Reproduce exactly, with no other output, every line of the data below from the line containing "Read out every word on this page." to the end, inclusive.

(A block of data)

□ □ □ □ □

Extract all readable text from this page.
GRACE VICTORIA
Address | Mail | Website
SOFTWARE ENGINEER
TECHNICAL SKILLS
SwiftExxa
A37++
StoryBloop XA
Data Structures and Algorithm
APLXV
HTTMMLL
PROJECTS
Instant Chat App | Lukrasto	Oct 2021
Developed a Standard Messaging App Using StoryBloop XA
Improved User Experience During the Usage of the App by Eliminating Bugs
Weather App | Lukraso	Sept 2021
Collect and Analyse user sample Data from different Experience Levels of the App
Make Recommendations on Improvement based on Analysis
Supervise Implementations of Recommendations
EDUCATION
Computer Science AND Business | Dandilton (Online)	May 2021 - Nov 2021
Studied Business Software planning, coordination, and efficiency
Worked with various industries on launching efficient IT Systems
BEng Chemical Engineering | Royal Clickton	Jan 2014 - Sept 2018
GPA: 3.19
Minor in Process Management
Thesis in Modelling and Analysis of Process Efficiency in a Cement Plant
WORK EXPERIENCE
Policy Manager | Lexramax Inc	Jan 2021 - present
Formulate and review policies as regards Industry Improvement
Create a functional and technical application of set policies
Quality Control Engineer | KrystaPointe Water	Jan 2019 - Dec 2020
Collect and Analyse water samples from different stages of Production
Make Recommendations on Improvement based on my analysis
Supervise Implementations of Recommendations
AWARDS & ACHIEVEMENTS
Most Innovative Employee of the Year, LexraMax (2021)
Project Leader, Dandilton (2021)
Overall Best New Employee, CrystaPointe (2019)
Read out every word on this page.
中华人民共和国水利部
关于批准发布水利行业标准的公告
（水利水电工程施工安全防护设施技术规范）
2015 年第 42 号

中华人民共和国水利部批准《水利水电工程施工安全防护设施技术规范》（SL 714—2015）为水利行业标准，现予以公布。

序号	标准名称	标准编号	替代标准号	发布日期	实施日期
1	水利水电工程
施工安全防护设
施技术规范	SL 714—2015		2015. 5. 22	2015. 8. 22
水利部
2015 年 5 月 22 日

□ □ □ □ □

### Task solution
Read out every word on this page.
中华人民共和国水利部
关于批准发布水利行业标准的公告
（水利水电工程施工安全防护设施技术规范）
2015 年第 42 号

中华人民共和国水利部批准《水利水电工程施工安全防护设施技术规范》（SL 714—2015）为水利行业标准，现予以公布。

序号	标准名称	标准编号	替代标准号	发布日期	实施日期
1	水利水电工程
施工安全防护设
施技术规范	SL 714—2015		2015. 5. 22	2015. 8. 22
水利部
2015 年 5 月 22 日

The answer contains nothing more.